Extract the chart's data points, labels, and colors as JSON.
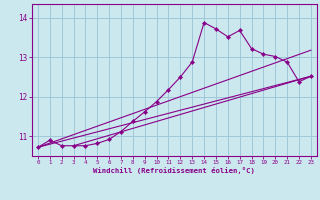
{
  "xlabel": "Windchill (Refroidissement éolien,°C)",
  "bg_color": "#cce8ef",
  "grid_color": "#a0c8d8",
  "line_color": "#880088",
  "spine_color": "#880088",
  "xlim": [
    -0.5,
    23.5
  ],
  "ylim": [
    10.5,
    14.35
  ],
  "yticks": [
    11,
    12,
    13,
    14
  ],
  "xticks": [
    0,
    1,
    2,
    3,
    4,
    5,
    6,
    7,
    8,
    9,
    10,
    11,
    12,
    13,
    14,
    15,
    16,
    17,
    18,
    19,
    20,
    21,
    22,
    23
  ],
  "curve_x": [
    0,
    1,
    2,
    3,
    4,
    5,
    6,
    7,
    8,
    9,
    10,
    11,
    12,
    13,
    14,
    15,
    16,
    17,
    18,
    19,
    20,
    21,
    22,
    23
  ],
  "curve_y": [
    10.72,
    10.9,
    10.76,
    10.76,
    10.76,
    10.82,
    10.92,
    11.12,
    11.38,
    11.62,
    11.88,
    12.18,
    12.5,
    12.88,
    13.88,
    13.72,
    13.52,
    13.68,
    13.22,
    13.08,
    13.02,
    12.88,
    12.38,
    12.52
  ],
  "line1_x": [
    0,
    23
  ],
  "line1_y": [
    10.72,
    13.18
  ],
  "line2_x": [
    0,
    23
  ],
  "line2_y": [
    10.72,
    12.52
  ],
  "line3_x": [
    3,
    23
  ],
  "line3_y": [
    10.76,
    12.52
  ]
}
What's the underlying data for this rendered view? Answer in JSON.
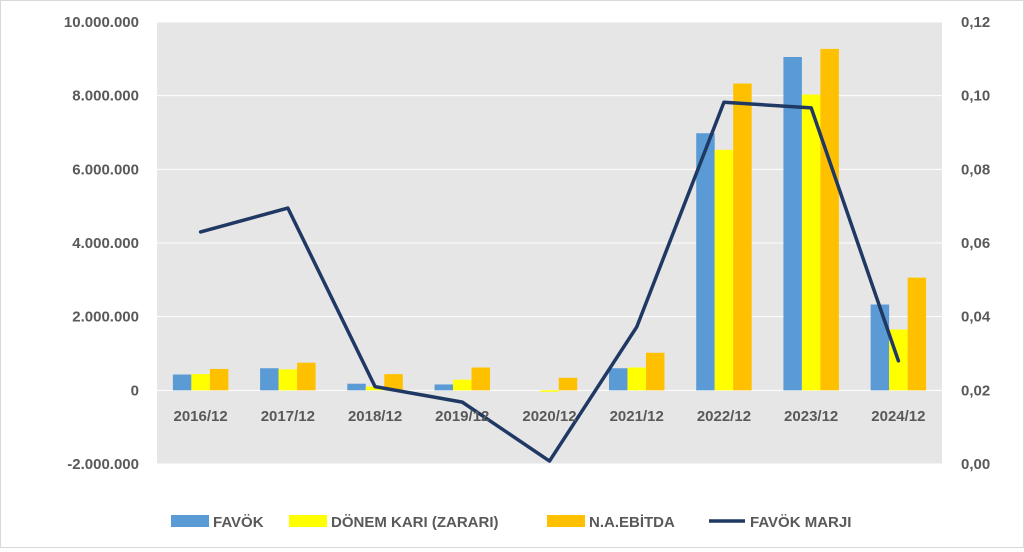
{
  "chart_data": {
    "type": "bar",
    "categories": [
      "2016/12",
      "2017/12",
      "2018/12",
      "2019/12",
      "2020/12",
      "2021/12",
      "2022/12",
      "2023/12",
      "2024/12"
    ],
    "series": [
      {
        "name": "FAVÖK",
        "type": "bar",
        "axis": "left",
        "color": "#5b9bd5",
        "values": [
          430000,
          600000,
          180000,
          160000,
          0,
          600000,
          6980000,
          9050000,
          2330000
        ]
      },
      {
        "name": "DÖNEM KARI (ZARARI)",
        "type": "bar",
        "axis": "left",
        "color": "#ffff00",
        "values": [
          440000,
          570000,
          100000,
          290000,
          -40000,
          620000,
          6530000,
          8030000,
          1650000
        ]
      },
      {
        "name": "N.A.EBİTDA",
        "type": "bar",
        "axis": "left",
        "color": "#ffc000",
        "values": [
          580000,
          750000,
          440000,
          620000,
          340000,
          1020000,
          8330000,
          9270000,
          3060000
        ]
      },
      {
        "name": "FAVÖK MARJI",
        "type": "line",
        "axis": "right",
        "color": "#1f3864",
        "values": [
          0.063,
          0.0695,
          0.021,
          0.0168,
          0.0008,
          0.0372,
          0.0982,
          0.0967,
          0.028
        ]
      }
    ],
    "y_left": {
      "min": -2000000,
      "max": 10000000,
      "ticks": [
        10000000,
        8000000,
        6000000,
        4000000,
        2000000,
        0,
        -2000000
      ],
      "tick_labels": [
        "10.000.000",
        "8.000.000",
        "6.000.000",
        "4.000.000",
        "2.000.000",
        "0",
        "-2.000.000"
      ]
    },
    "y_right": {
      "min": 0,
      "max": 0.12,
      "ticks": [
        0.12,
        0.1,
        0.08,
        0.06,
        0.04,
        0.02,
        0.0
      ],
      "tick_labels": [
        "0,12",
        "0,10",
        "0,08",
        "0,06",
        "0,04",
        "0,02",
        "0,00"
      ]
    },
    "grid": true,
    "legend_position": "bottom",
    "plot_background": "#e7e6e6",
    "gridline_color": "#ffffff"
  }
}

▬▬▬

▶ [Task description]: Find the word "name" in the entries, and copy every line it shows up in.

▶ [Full response]:
        "name": "FAVÖK",
        "name": "DÖNEM KARI (ZARARI)",
        "name": "N.A.EBİTDA",
        "name": "FAVÖK MARJI",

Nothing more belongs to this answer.